— Start of EXTRACTED DATA —

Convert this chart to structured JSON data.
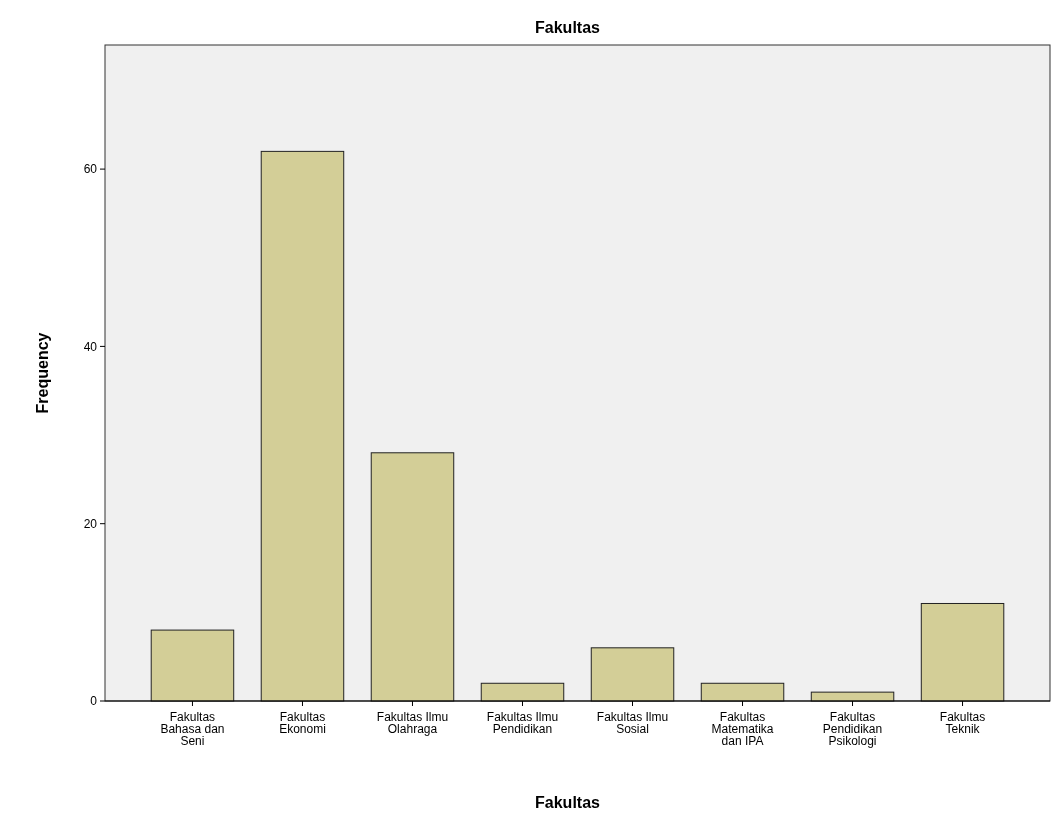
{
  "chart_data": {
    "type": "bar",
    "title": "Fakultas",
    "xlabel": "Fakultas",
    "ylabel": "Frequency",
    "categories": [
      "Fakultas Bahasa dan Seni",
      "Fakultas Ekonomi",
      "Fakultas Ilmu Olahraga",
      "Fakultas Ilmu Pendidikan",
      "Fakultas Ilmu Sosial",
      "Fakultas Matematika dan IPA",
      "Fakultas Pendidikan Psikologi",
      "Fakultas Teknik"
    ],
    "values": [
      8,
      62,
      28,
      2,
      6,
      2,
      1,
      11
    ],
    "color": "#d3ce97",
    "ylim": [
      0,
      74
    ],
    "yticks": [
      0,
      20,
      40,
      60
    ],
    "grid": false
  }
}
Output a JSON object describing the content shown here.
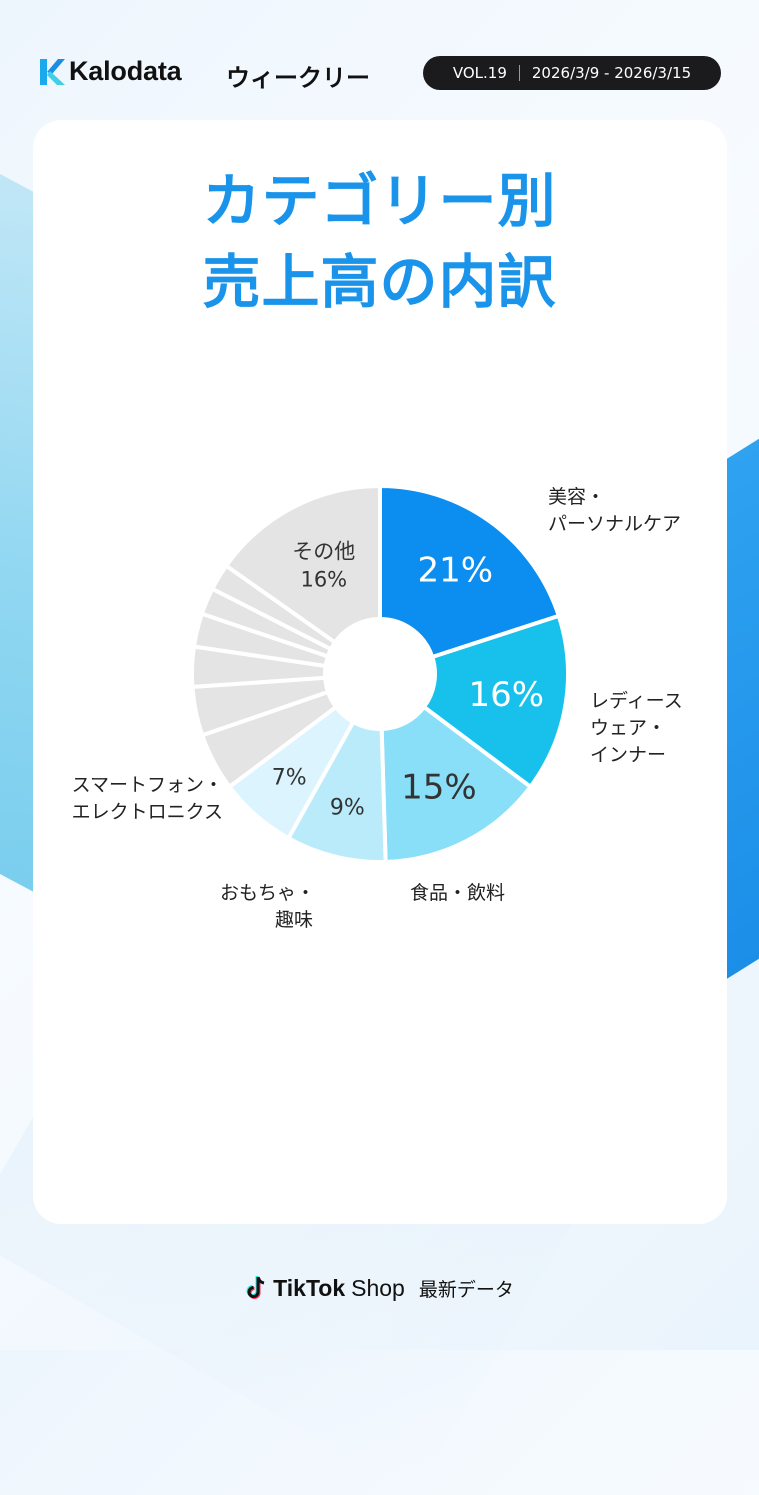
{
  "header": {
    "brand": "Kalodata",
    "weekly": "ウィークリー",
    "vol": "VOL.19",
    "date_range": "2026/3/9 - 2026/3/15"
  },
  "title": {
    "line1": "カテゴリー別",
    "line2": "売上高の内訳"
  },
  "colors": {
    "title": "#1a94ea",
    "beauty": "#0b8ef0",
    "ladies": "#18c1eb",
    "food": "#88dff7",
    "toys": "#b9ebfa",
    "electronics": "#dcf4fd",
    "other": "#e4e4e4"
  },
  "chart_data": {
    "type": "pie",
    "donut": true,
    "slices": [
      {
        "name": "美容・パーソナルケア",
        "label_lines": [
          "美容・",
          "パーソナルケア"
        ],
        "value": 21,
        "value_label": "21%",
        "color": "#0b8ef0"
      },
      {
        "name": "レディースウェア・インナー",
        "label_lines": [
          "レディース",
          "ウェア・",
          "インナー"
        ],
        "value": 16,
        "value_label": "16%",
        "color": "#18c1eb"
      },
      {
        "name": "食品・飲料",
        "label_lines": [
          "食品・飲料"
        ],
        "value": 15,
        "value_label": "15%",
        "color": "#88dff7"
      },
      {
        "name": "おもちゃ・趣味",
        "label_lines": [
          "おもちゃ・",
          "趣味"
        ],
        "value": 9,
        "value_label": "9%",
        "color": "#b9ebfa"
      },
      {
        "name": "スマートフォン・エレクトロニクス",
        "label_lines": [
          "スマートフォン・",
          "エレクトロニクス"
        ],
        "value": 7,
        "value_label": "7%",
        "color": "#dcf4fd"
      },
      {
        "name": "unlabeled-1",
        "value": 5.2,
        "color": "#e4e4e4"
      },
      {
        "name": "unlabeled-2",
        "value": 4.4,
        "color": "#e4e4e4"
      },
      {
        "name": "unlabeled-3",
        "value": 3.6,
        "color": "#e4e4e4"
      },
      {
        "name": "unlabeled-4",
        "value": 3.0,
        "color": "#e4e4e4"
      },
      {
        "name": "unlabeled-5",
        "value": 2.4,
        "color": "#e4e4e4"
      },
      {
        "name": "unlabeled-6",
        "value": 2.4,
        "color": "#e4e4e4"
      },
      {
        "name": "その他",
        "label_lines": [
          "その他",
          "16%"
        ],
        "value": 16,
        "color": "#e4e4e4"
      }
    ]
  },
  "footer": {
    "brand": "TikTok",
    "shop": "Shop",
    "latest": "最新データ"
  }
}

— End of EXTRACTED DATA —

## [SHORT PROBLEM]
Identify the lines in the entries above that contain "Ilmu", then copy them out.

## [REPLY]
      "Fakultas Ilmu Olahraga",
      "Fakultas Ilmu Pendidikan",
      "Fakultas Ilmu Sosial",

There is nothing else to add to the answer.